(Extracted data entries)
────────────────────────────────────────

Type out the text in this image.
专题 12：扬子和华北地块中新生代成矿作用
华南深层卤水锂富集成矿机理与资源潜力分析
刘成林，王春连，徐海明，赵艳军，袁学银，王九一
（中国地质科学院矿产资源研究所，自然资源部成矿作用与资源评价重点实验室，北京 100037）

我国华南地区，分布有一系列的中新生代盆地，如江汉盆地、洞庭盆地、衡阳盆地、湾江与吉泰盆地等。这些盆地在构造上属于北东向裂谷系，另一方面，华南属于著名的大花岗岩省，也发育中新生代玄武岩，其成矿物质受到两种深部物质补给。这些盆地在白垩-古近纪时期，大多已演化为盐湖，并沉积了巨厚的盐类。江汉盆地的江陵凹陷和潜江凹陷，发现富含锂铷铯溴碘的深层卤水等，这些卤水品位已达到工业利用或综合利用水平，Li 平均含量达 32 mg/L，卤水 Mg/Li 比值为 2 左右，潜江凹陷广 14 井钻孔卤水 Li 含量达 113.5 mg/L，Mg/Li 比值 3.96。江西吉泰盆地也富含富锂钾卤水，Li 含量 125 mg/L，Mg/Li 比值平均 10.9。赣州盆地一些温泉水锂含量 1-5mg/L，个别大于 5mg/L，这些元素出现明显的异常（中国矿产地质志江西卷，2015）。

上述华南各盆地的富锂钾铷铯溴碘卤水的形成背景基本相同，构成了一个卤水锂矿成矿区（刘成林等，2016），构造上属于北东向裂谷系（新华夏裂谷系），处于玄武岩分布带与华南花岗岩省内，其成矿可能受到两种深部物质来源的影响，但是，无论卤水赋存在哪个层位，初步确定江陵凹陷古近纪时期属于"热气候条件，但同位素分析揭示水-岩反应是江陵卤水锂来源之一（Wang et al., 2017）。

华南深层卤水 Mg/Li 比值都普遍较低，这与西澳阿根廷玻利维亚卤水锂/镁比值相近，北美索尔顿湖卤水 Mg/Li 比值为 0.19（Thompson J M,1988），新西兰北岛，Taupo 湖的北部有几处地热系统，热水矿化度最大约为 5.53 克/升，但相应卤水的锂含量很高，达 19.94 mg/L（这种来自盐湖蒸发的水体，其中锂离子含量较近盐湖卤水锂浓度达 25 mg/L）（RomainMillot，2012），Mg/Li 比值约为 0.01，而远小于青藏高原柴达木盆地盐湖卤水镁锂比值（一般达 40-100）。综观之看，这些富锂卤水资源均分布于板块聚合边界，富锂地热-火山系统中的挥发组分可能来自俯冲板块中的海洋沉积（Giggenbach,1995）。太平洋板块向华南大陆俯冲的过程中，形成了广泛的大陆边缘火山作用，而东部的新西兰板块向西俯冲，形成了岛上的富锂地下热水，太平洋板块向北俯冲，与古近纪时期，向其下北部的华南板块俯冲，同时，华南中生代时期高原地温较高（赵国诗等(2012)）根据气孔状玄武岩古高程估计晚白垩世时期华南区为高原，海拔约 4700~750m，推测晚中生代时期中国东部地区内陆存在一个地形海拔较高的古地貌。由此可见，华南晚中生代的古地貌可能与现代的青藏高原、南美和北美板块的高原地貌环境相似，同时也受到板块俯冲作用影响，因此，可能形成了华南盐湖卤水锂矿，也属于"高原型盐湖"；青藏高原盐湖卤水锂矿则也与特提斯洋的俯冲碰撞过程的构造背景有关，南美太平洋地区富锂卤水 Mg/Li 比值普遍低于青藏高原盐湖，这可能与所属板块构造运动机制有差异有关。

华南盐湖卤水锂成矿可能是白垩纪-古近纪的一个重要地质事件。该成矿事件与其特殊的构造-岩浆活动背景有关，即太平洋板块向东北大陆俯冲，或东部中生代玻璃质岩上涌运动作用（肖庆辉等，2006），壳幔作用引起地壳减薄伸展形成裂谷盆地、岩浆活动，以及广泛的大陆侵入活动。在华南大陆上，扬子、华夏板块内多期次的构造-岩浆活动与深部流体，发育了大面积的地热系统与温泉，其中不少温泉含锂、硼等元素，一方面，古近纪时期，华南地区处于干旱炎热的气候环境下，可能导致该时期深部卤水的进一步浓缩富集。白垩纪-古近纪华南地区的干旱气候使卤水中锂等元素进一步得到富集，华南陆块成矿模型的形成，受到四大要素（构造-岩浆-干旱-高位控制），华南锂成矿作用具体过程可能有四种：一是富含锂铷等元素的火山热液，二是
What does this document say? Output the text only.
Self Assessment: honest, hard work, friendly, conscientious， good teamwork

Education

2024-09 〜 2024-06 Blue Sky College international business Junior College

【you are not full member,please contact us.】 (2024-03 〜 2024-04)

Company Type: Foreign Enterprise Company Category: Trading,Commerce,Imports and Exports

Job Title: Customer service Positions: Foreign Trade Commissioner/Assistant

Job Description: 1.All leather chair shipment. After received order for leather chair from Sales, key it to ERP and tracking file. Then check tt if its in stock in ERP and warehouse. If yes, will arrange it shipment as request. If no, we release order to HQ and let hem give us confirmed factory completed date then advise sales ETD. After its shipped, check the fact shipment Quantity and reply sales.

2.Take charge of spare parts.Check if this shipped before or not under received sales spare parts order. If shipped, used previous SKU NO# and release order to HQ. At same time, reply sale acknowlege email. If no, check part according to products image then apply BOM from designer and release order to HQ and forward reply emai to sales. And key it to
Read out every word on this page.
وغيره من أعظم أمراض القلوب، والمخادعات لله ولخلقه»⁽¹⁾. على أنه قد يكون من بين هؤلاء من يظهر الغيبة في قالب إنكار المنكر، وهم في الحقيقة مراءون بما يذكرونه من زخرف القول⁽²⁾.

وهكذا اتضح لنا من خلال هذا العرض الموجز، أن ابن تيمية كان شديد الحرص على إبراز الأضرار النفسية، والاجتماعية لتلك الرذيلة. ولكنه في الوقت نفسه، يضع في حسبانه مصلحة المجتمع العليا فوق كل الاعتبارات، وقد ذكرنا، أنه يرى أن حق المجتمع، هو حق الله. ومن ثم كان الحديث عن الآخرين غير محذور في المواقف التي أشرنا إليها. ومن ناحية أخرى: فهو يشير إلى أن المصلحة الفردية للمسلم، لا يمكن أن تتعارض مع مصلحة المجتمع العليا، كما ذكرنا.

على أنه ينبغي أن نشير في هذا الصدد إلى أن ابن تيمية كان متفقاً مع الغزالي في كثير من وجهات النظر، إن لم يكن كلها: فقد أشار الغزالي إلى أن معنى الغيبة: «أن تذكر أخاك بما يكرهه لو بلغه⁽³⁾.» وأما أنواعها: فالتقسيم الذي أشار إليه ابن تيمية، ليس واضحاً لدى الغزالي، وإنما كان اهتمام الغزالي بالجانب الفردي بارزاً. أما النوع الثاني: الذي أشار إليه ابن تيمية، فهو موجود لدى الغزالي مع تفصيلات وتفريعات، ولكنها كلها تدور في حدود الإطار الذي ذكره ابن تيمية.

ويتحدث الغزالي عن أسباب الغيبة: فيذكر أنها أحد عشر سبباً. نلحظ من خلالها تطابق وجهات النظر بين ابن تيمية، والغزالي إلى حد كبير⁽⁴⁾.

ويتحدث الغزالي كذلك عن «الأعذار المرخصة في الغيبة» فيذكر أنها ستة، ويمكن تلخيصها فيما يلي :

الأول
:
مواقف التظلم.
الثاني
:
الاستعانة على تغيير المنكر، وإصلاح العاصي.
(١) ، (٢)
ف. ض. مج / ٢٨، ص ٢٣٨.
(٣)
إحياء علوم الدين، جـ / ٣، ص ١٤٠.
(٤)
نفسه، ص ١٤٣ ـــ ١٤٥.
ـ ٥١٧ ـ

────────────────────────────────────────

Directions for this task >>
Retype the records in full. Keep every line identical to the original.

Answer below >>
Type out the text in this image.
专题 12：扬子和华北地块中新生代成矿作用
华南深层卤水锂富集成矿机理与资源潜力分析
刘成林，王春连，徐海明，赵艳军，袁学银，王九一
（中国地质科学院矿产资源研究所，自然资源部成矿作用与资源评价重点实验室，北京 100037）

我国华南地区，分布有一系列的中新生代盆地，如江汉盆地、洞庭盆地、衡阳盆地、湾江与吉泰盆地等。这些盆地在构造上属于北东向裂谷系，另一方面，华南属于著名的大花岗岩省，也发育中新生代玄武岩，其成矿物质受到两种深部物质补给。这些盆地在白垩-古近纪时期，大多已演化为盐湖，并沉积了巨厚的盐类。江汉盆地的江陵凹陷和潜江凹陷，发现富含锂铷铯溴碘的深层卤水等，这些卤水品位已达到工业利用或综合利用水平，Li 平均含量达 32 mg/L，卤水 Mg/Li 比值为 2 左右，潜江凹陷广 14 井钻孔卤水 Li 含量达 113.5 mg/L，Mg/Li 比值 3.96。江西吉泰盆地也富含富锂钾卤水，Li 含量 125 mg/L，Mg/Li 比值平均 10.9。赣州盆地一些温泉水锂含量 1-5mg/L，个别大于 5mg/L，这些元素出现明显的异常（中国矿产地质志江西卷，2015）。

上述华南各盆地的富锂钾铷铯溴碘卤水的形成背景基本相同，构成了一个卤水锂矿成矿区（刘成林等，2016），构造上属于北东向裂谷系（新华夏裂谷系），处于玄武岩分布带与华南花岗岩省内，其成矿可能受到两种深部物质来源的影响，但是，无论卤水赋存在哪个层位，初步确定江陵凹陷古近纪时期属于"热气候条件，但同位素分析揭示水-岩反应是江陵卤水锂来源之一（Wang et al., 2017）。

华南深层卤水 Mg/Li 比值都普遍较低，这与西澳阿根廷玻利维亚卤水锂/镁比值相近，北美索尔顿湖卤水 Mg/Li 比值为 0.19（Thompson J M,1988），新西兰北岛，Taupo 湖的北部有几处地热系统，热水矿化度最大约为 5.53 克/升，但相应卤水的锂含量很高，达 19.94 mg/L（这种来自盐湖蒸发的水体，其中锂离子含量较近盐湖卤水锂浓度达 25 mg/L）（RomainMillot，2012），Mg/Li 比值约为 0.01，而远小于青藏高原柴达木盆地盐湖卤水镁锂比值（一般达 40-100）。综观之看，这些富锂卤水资源均分布于板块聚合边界，富锂地热-火山系统中的挥发组分可能来自俯冲板块中的海洋沉积（Giggenbach,1995）。太平洋板块向华南大陆俯冲的过程中，形成了广泛的大陆边缘火山作用，而东部的新西兰板块向西俯冲，形成了岛上的富锂地下热水，太平洋板块向北俯冲，与古近纪时期，向其下北部的华南板块俯冲，同时，华南中生代时期高原地温较高（赵国诗等(2012)）根据气孔状玄武岩古高程估计晚白垩世时期华南区为高原，海拔约 4700~750m，推测晚中生代时期中国东部地区内陆存在一个地形海拔较高的古地貌。由此可见，华南晚中生代的古地貌可能与现代的青藏高原、南美和北美板块的高原地貌环境相似，同时也受到板块俯冲作用影响，因此，可能形成了华南盐湖卤水锂矿，也属于"高原型盐湖"；青藏高原盐湖卤水锂矿则也与特提斯洋的俯冲碰撞过程的构造背景有关，南美太平洋地区富锂卤水 Mg/Li 比值普遍低于青藏高原盐湖，这可能与所属板块构造运动机制有差异有关。

华南盐湖卤水锂成矿可能是白垩纪-古近纪的一个重要地质事件。该成矿事件与其特殊的构造-岩浆活动背景有关，即太平洋板块向东北大陆俯冲，或东部中生代玻璃质岩上涌运动作用（肖庆辉等，2006），壳幔作用引起地壳减薄伸展形成裂谷盆地、岩浆活动，以及广泛的大陆侵入活动。在华南大陆上，扬子、华夏板块内多期次的构造-岩浆活动与深部流体，发育了大面积的地热系统与温泉，其中不少温泉含锂、硼等元素，一方面，古近纪时期，华南地区处于干旱炎热的气候环境下，可能导致该时期深部卤水的进一步浓缩富集。白垩纪-古近纪华南地区的干旱气候使卤水中锂等元素进一步得到富集，华南陆块成矿模型的形成，受到四大要素（构造-岩浆-干旱-高位控制），华南锂成矿作用具体过程可能有四种：一是富含锂铷等元素的火山热液，二是
What does this document say? Output the text only.
Self Assessment: honest, hard work, friendly, conscientious， good teamwork

Education

2024-09 〜 2024-06 Blue Sky College international business Junior College

【you are not full member,please contact us.】 (2024-03 〜 2024-04)

Company Type: Foreign Enterprise Company Category: Trading,Commerce,Imports and Exports

Job Title: Customer service Positions: Foreign Trade Commissioner/Assistant

Job Description: 1.All leather chair shipment. After received order for leather chair from Sales, key it to ERP and tracking file. Then check tt if its in stock in ERP and warehouse. If yes, will arrange it shipment as request. If no, we release order to HQ and let hem give us confirmed factory completed date then advise sales ETD. After its shipped, check the fact shipment Quantity and reply sales.

2.Take charge of spare parts.Check if this shipped before or not under received sales spare parts order. If shipped, used previous SKU NO# and release order to HQ. At same time, reply sale acknowlege email. If no, check part according to products image then apply BOM from designer and release order to HQ and forward reply emai to sales. And key it to
Read out every word on this page.
وغيره من أعظم أمراض القلوب، والمخادعات لله ولخلقه»⁽¹⁾. على أنه قد يكون من بين هؤلاء من يظهر الغيبة في قالب إنكار المنكر، وهم في الحقيقة مراءون بما يذكرونه من زخرف القول⁽²⁾.

وهكذا اتضح لنا من خلال هذا العرض الموجز، أن ابن تيمية كان شديد الحرص على إبراز الأضرار النفسية، والاجتماعية لتلك الرذيلة. ولكنه في الوقت نفسه، يضع في حسبانه مصلحة المجتمع العليا فوق كل الاعتبارات، وقد ذكرنا، أنه يرى أن حق المجتمع، هو حق الله. ومن ثم كان الحديث عن الآخرين غير محذور في المواقف التي أشرنا إليها. ومن ناحية أخرى: فهو يشير إلى أن المصلحة الفردية للمسلم، لا يمكن أن تتعارض مع مصلحة المجتمع العليا، كما ذكرنا.

على أنه ينبغي أن نشير في هذا الصدد إلى أن ابن تيمية كان متفقاً مع الغزالي في كثير من وجهات النظر، إن لم يكن كلها: فقد أشار الغزالي إلى أن معنى الغيبة: «أن تذكر أخاك بما يكرهه لو بلغه⁽³⁾.» وأما أنواعها: فالتقسيم الذي أشار إليه ابن تيمية، ليس واضحاً لدى الغزالي، وإنما كان اهتمام الغزالي بالجانب الفردي بارزاً. أما النوع الثاني: الذي أشار إليه ابن تيمية، فهو موجود لدى الغزالي مع تفصيلات وتفريعات، ولكنها كلها تدور في حدود الإطار الذي ذكره ابن تيمية.

ويتحدث الغزالي عن أسباب الغيبة: فيذكر أنها أحد عشر سبباً. نلحظ من خلالها تطابق وجهات النظر بين ابن تيمية، والغزالي إلى حد كبير⁽⁴⁾.

ويتحدث الغزالي كذلك عن «الأعذار المرخصة في الغيبة» فيذكر أنها ستة، ويمكن تلخيصها فيما يلي :

الأول
:
مواقف التظلم.
الثاني
:
الاستعانة على تغيير المنكر، وإصلاح العاصي.
(١) ، (٢)
ف. ض. مج / ٢٨، ص ٢٣٨.
(٣)
إحياء علوم الدين، جـ / ٣، ص ١٤٠.
(٤)
نفسه، ص ١٤٣ ـــ ١٤٥.
ـ ٥١٧ ـ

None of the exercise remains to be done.